## MATERIAL FOR THIS TASK:
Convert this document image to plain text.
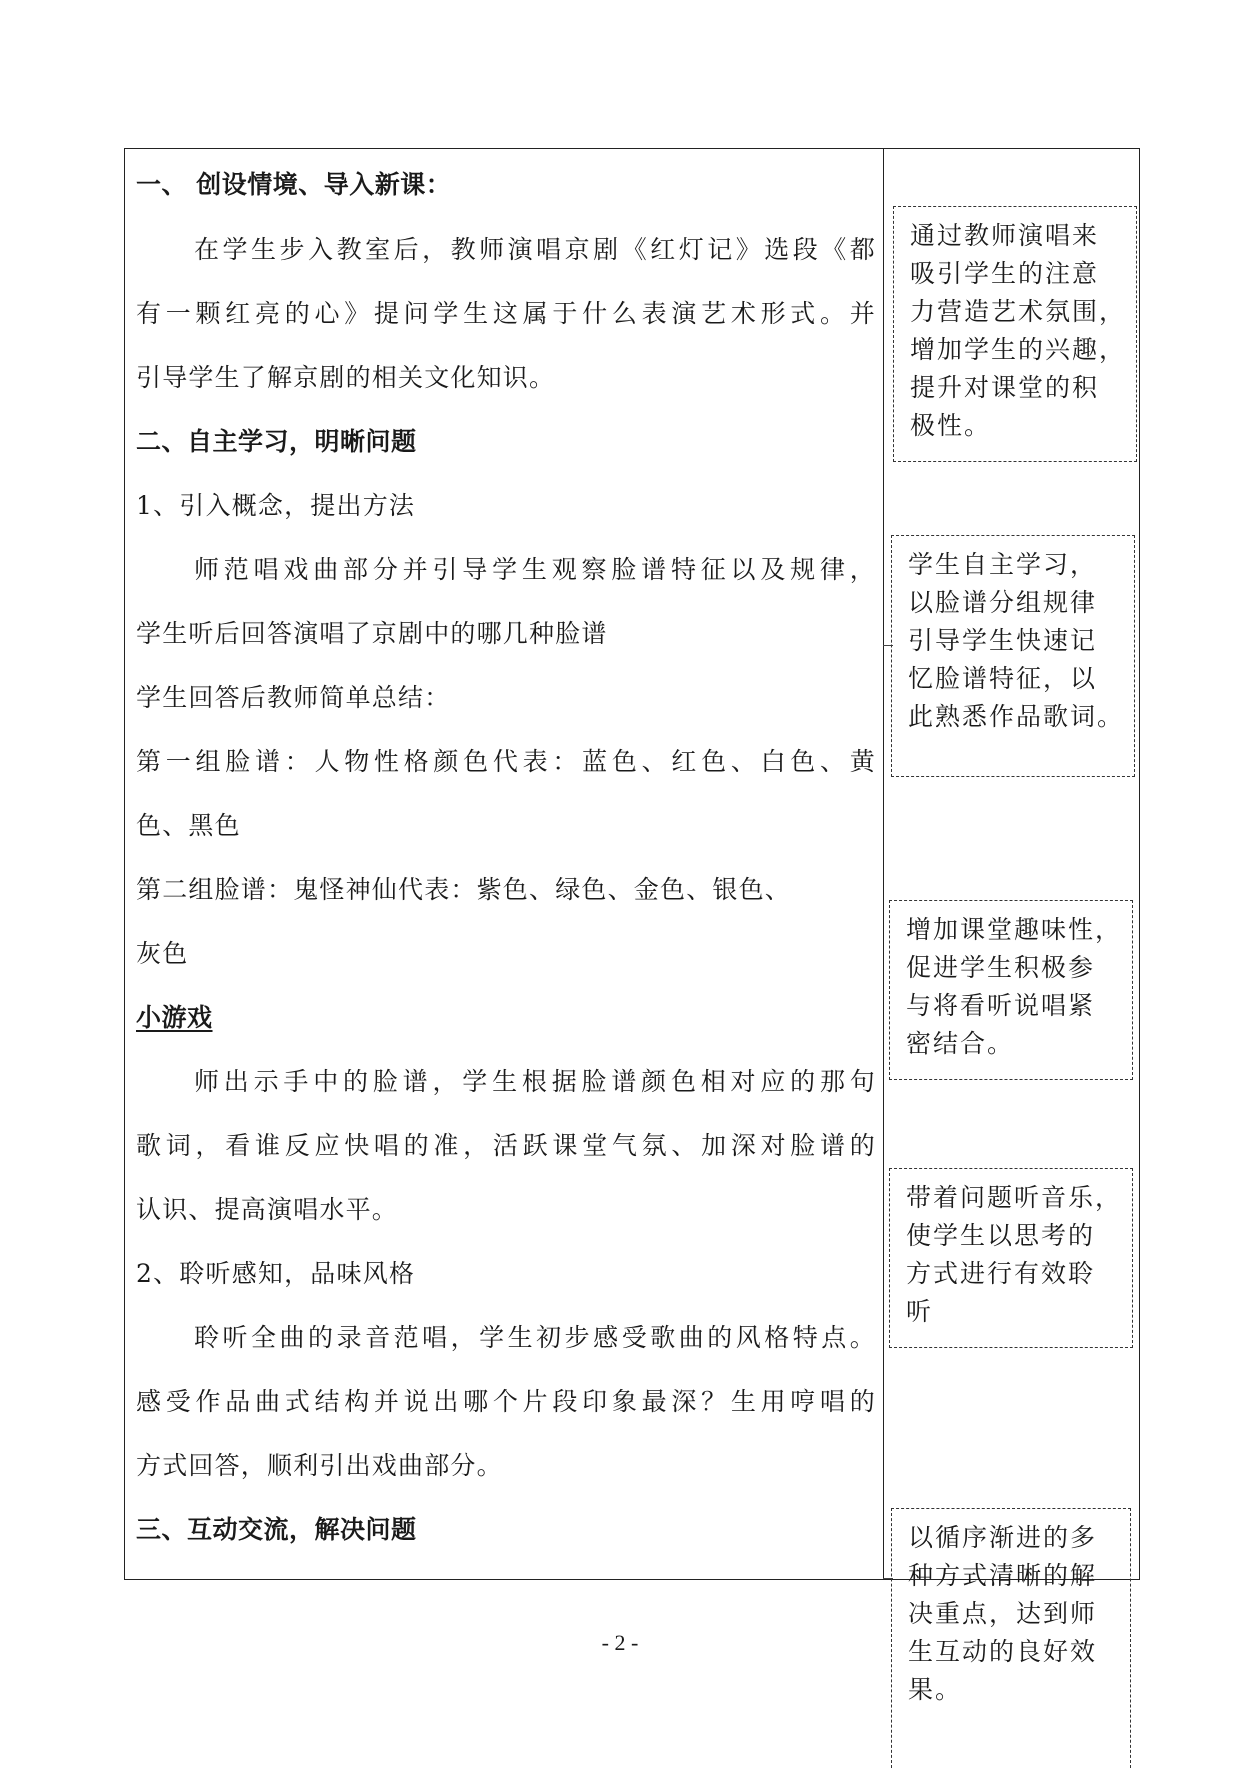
一、 创设情境、导入新课：
在学生步入教室后，教师演唱京剧《红灯记》选段《都
有一颗红亮的心》提问学生这属于什么表演艺术形式。并
引导学生了解京剧的相关文化知识。
二、自主学习，明晰问题
1、引入概念，提出方法
师范唱戏曲部分并引导学生观察脸谱特征以及规律，
学生听后回答演唱了京剧中的哪几种脸谱
学生回答后教师简单总结：
第一组脸谱：人物性格颜色代表：蓝色、红色、白色、黄
色、黑色
第二组脸谱：鬼怪神仙代表：紫色、绿色、金色、银色、
灰色
小游戏
师出示手中的脸谱，学生根据脸谱颜色相对应的那句
歌词，看谁反应快唱的准，活跃课堂气氛、加深对脸谱的
认识、提高演唱水平。
2、聆听感知，品味风格
聆听全曲的录音范唱，学生初步感受歌曲的风格特点。
感受作品曲式结构并说出哪个片段印象最深？生用哼唱的
方式回答，顺利引出戏曲部分。
三、互动交流，解决问题
通过教师演唱来
吸引学生的注意
力营造艺术氛围，
增加学生的兴趣，
提升对课堂的积
极性。
学生自主学习，
以脸谱分组规律
引导学生快速记
忆脸谱特征，以
此熟悉作品歌词。
增加课堂趣味性，
促进学生积极参
与将看听说唱紧
密结合。
带着问题听音乐，
使学生以思考的
方式进行有效聆
听
以循序渐进的多
种方式清晰的解
决重点，达到师
生互动的良好效
果。
- 2 -
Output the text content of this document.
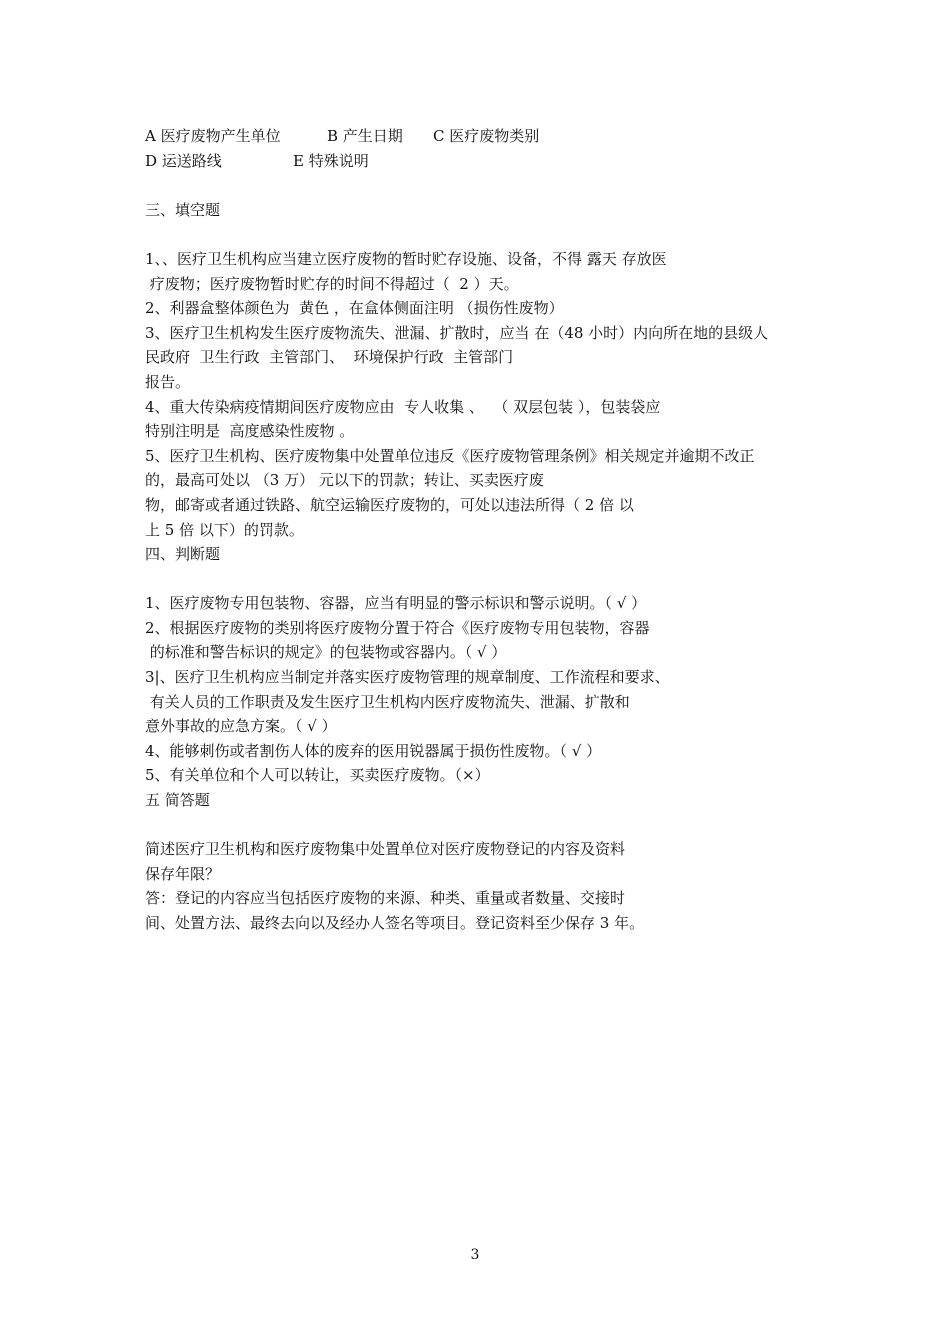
A 医疗废物产生单位	B 产生日期 C 医疗废物类别
D 运送路线	E 特殊说明
三、填空题
1、、医疗卫生机构应当建立医疗废物的暂时贮存设施、设备，不得 露天 存放医
疗废物；医疗废物暂时贮存的时间不得超过（  2 ）天。
2、利器盒整体颜色为  黄色 ，在盒体侧面注明 （损伤性废物）
3、医疗卫生机构发生医疗废物流失、泄漏、扩散时，应当 在（48 小时）内向所在地的县级人
民政府  卫生行政  主管部门、  环境保护行政  主管部门
报告。
4、重大传染病疫情期间医疗废物应由  专人收集 、  （ 双层包装 ），包装袋应
特别注明是  高度感染性废物 。
5、医疗卫生机构、医疗废物集中处置单位违反《医疗废物管理条例》相关规定并逾期不改正
的，最高可处以 （3 万） 元以下的罚款；转让、买卖医疗废
物，邮寄或者通过铁路、航空运输医疗废物的，可处以违法所得（ 2 倍 以
上 5 倍 以下）的罚款。
四、判断题
1、医疗废物专用包装物、容器，应当有明显的警示标识和警示说明。（ √ ）
2、根据医疗废物的类别将医疗废物分置于符合《医疗废物专用包装物，容器
的标准和警告标识的规定》的包装物或容器内。（ √ ）
3|、医疗卫生机构应当制定并落实医疗废物管理的规章制度、工作流程和要求、
有关人员的工作职责及发生医疗卫生机构内医疗废物流失、泄漏、扩散和
意外事故的应急方案。（ √ ）
4、能够刺伤或者割伤人体的废弃的医用锐器属于损伤性废物。（ √ ）
5、有关单位和个人可以转让，买卖医疗废物。（×）
五 简答题
简述医疗卫生机构和医疗废物集中处置单位对医疗废物登记的内容及资料
保存年限？
答：登记的内容应当包括医疗废物的来源、种类、重量或者数量、交接时
间、处置方法、最终去向以及经办人签名等项目。登记资料至少保存 3 年。
3
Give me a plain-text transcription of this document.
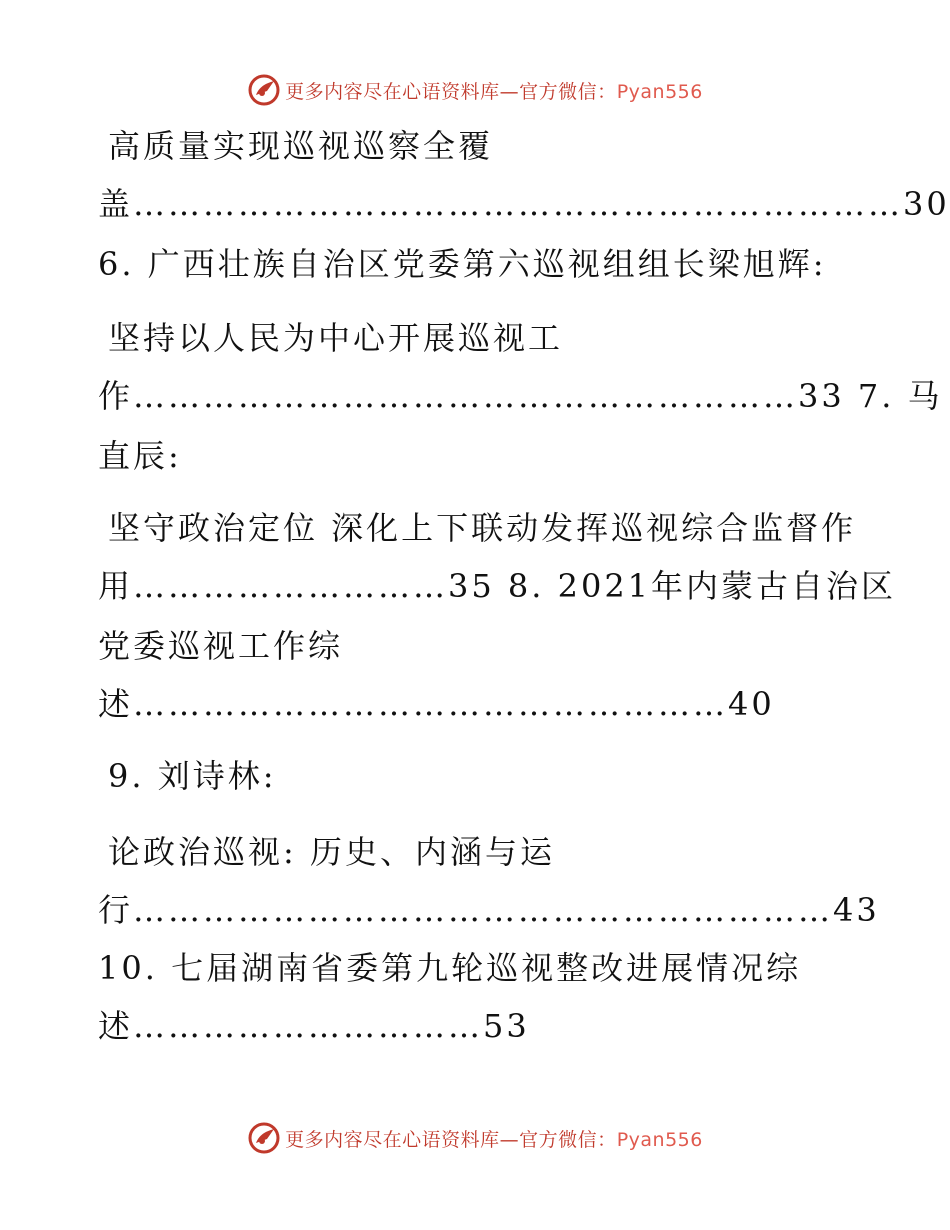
更多内容尽在心语资料库—官方微信：Pyan556
高质量实现巡视巡察全覆
盖…………………………………………………………30
6. 广西壮族自治区党委第六巡视组组长梁旭辉:
坚持以人民为中心开展巡视工
作…………………………………………………33 7. 马
直辰:
坚守政治定位 深化上下联动发挥巡视综合监督作
用………………………35 8. 2021年内蒙古自治区
党委巡视工作综
述……………………………………………40
9. 刘诗林:
论政治巡视: 历史、内涵与运
行……………………………………………………43
10. 七届湖南省委第九轮巡视整改进展情况综
述…………………………53
更多内容尽在心语资料库—官方微信：Pyan556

## TASK DIRECTIONS:
Copy all lines in the listing above where the string "document" appears.

## OUTPUT OF THE EXERCISE:
Convert this document image to plain text.
Output the text content of this document.
Give me a plain-text transcription of this document.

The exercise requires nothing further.